- **Stated task**
Extract the lines of material from the line with "media-image[interactable]: Kệ con" up to and including the line with "reply-icon — [215, 244, 259, 293]", and copy them unchanged.

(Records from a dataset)
▼

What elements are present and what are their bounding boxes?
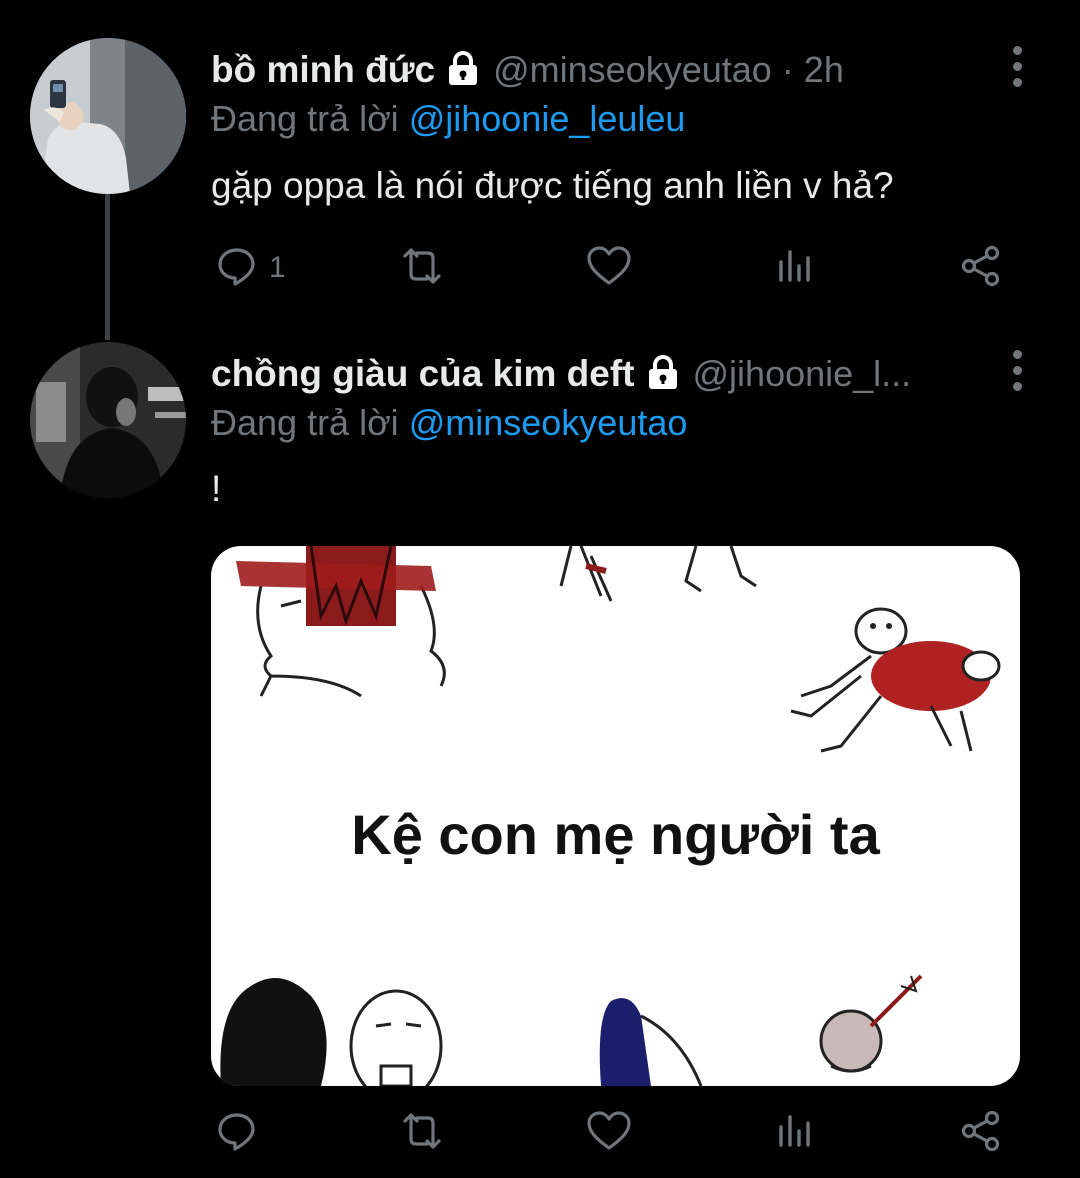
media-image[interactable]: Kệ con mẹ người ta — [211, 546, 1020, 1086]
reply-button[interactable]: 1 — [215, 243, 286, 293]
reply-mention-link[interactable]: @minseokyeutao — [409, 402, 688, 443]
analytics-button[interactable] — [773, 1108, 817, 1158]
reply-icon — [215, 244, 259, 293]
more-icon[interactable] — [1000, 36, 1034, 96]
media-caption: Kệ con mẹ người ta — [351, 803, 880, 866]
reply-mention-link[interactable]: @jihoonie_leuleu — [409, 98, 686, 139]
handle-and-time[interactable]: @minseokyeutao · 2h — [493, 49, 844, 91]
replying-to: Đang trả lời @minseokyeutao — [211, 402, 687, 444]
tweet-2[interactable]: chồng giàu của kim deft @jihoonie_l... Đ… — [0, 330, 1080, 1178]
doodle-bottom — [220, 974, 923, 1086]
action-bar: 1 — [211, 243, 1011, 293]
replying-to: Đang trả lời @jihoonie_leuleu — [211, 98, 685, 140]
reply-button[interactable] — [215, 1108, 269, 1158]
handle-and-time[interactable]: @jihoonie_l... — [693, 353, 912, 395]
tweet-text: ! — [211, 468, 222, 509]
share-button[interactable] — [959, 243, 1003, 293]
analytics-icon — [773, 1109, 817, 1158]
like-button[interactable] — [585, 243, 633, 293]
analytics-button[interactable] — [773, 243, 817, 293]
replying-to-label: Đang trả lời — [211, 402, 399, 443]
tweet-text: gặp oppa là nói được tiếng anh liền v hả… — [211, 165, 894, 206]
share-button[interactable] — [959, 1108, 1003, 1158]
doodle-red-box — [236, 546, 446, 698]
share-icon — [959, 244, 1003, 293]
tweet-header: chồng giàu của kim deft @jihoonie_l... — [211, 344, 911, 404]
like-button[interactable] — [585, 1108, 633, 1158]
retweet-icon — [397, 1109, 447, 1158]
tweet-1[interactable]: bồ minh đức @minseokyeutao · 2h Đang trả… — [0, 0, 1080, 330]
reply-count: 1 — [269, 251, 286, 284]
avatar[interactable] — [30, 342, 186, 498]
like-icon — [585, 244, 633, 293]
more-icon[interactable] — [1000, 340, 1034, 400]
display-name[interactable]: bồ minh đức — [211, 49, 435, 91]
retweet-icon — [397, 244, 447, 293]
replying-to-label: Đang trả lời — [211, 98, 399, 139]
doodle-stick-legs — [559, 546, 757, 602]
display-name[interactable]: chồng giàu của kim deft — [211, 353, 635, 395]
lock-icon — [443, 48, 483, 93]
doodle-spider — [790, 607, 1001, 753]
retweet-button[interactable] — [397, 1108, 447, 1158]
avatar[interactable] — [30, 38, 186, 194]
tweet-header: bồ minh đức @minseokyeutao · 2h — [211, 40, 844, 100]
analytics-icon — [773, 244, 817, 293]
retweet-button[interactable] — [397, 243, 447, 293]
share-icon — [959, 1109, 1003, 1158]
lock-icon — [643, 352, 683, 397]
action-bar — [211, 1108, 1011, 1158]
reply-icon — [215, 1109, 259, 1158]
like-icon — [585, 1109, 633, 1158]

▲
▼

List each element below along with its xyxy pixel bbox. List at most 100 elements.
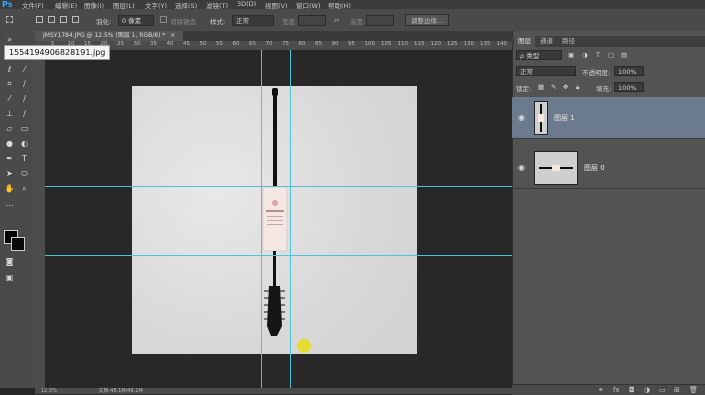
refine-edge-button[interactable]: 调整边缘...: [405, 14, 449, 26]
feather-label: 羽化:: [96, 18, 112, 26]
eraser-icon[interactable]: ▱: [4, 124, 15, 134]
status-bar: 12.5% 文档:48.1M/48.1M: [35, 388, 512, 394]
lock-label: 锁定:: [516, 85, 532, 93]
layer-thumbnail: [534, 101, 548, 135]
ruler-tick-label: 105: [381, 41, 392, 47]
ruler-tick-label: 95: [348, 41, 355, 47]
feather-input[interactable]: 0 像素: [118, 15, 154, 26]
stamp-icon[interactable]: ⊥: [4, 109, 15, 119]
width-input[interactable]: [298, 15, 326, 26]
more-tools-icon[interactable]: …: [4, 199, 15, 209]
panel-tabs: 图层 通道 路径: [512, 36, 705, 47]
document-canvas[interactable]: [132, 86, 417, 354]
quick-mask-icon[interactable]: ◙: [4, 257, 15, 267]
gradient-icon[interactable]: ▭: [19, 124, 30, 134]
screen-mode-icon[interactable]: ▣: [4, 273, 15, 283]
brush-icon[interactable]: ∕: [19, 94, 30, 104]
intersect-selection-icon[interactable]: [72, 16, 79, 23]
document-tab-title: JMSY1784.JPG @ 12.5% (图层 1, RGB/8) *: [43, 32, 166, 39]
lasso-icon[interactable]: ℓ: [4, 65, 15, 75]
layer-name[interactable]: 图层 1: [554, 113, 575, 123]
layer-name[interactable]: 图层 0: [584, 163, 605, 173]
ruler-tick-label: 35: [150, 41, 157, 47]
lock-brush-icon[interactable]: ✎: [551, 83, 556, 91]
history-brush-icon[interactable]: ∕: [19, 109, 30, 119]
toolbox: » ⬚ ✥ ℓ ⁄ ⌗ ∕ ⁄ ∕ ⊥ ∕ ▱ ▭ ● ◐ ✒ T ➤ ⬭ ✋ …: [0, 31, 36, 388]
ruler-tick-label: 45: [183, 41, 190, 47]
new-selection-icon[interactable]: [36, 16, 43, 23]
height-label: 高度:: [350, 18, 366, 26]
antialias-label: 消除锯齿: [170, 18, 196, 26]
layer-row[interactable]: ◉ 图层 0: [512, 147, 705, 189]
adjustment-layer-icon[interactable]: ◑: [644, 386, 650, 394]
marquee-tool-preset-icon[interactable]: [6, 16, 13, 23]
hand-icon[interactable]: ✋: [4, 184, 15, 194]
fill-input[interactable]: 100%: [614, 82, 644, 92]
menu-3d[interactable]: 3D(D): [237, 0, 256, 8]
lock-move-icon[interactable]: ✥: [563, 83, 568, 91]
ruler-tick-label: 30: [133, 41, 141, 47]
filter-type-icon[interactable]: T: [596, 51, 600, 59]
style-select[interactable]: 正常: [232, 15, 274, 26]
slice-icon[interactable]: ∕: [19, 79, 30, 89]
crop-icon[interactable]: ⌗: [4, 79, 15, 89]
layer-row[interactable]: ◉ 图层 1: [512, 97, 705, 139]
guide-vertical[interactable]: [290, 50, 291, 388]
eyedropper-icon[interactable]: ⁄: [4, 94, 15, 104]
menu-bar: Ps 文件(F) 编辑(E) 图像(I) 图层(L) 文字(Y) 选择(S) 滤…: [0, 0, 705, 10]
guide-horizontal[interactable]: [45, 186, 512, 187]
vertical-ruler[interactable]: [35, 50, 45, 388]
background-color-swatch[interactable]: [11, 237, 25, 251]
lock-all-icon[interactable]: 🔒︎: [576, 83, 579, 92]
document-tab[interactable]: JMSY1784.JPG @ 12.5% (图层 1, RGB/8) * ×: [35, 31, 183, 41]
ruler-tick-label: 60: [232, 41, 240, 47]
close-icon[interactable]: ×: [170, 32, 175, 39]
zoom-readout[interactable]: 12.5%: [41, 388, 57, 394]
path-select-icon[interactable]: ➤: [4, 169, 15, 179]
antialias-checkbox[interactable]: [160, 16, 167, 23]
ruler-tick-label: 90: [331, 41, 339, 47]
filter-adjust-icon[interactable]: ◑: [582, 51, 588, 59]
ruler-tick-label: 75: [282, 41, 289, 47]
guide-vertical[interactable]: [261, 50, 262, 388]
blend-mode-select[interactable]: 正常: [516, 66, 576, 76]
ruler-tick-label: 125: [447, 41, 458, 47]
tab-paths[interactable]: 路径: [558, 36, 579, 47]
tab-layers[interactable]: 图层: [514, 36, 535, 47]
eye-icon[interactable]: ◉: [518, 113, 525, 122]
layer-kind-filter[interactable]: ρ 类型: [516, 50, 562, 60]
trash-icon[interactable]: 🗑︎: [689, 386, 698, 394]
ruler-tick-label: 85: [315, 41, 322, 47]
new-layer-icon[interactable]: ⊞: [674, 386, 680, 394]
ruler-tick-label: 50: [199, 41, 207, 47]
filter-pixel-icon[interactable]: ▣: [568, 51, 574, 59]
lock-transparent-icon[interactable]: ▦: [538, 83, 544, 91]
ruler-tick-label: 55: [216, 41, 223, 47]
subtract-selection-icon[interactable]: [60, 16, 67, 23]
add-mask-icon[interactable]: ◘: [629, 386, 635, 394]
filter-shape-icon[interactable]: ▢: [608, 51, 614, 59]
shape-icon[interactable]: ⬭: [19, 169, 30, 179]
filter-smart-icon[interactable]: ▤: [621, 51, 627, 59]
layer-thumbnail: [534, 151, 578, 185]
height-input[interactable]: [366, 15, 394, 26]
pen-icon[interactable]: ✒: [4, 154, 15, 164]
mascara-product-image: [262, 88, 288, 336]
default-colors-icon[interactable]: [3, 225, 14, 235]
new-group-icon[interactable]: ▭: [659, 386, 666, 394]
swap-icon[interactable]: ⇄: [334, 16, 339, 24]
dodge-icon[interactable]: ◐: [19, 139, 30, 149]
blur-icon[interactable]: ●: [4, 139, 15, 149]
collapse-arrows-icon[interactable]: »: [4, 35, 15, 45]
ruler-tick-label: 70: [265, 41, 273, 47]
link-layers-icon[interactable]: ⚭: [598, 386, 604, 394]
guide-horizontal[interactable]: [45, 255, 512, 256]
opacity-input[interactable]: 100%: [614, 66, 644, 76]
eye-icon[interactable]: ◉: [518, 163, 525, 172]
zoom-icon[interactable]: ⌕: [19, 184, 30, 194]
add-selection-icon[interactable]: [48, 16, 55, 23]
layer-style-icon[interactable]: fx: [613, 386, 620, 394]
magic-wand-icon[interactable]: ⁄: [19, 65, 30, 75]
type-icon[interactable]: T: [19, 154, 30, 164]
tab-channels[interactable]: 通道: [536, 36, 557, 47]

▲

- **Solution for this exercise**
media-image[interactable]: Kệ con mẹ người ta — [211, 546, 1020, 1086]
reply-button[interactable]: 1 — [215, 243, 286, 293]
reply-mention-link[interactable]: @minseokyeutao — [409, 402, 688, 443]
analytics-button[interactable] — [773, 1108, 817, 1158]
reply-icon — [215, 244, 259, 293]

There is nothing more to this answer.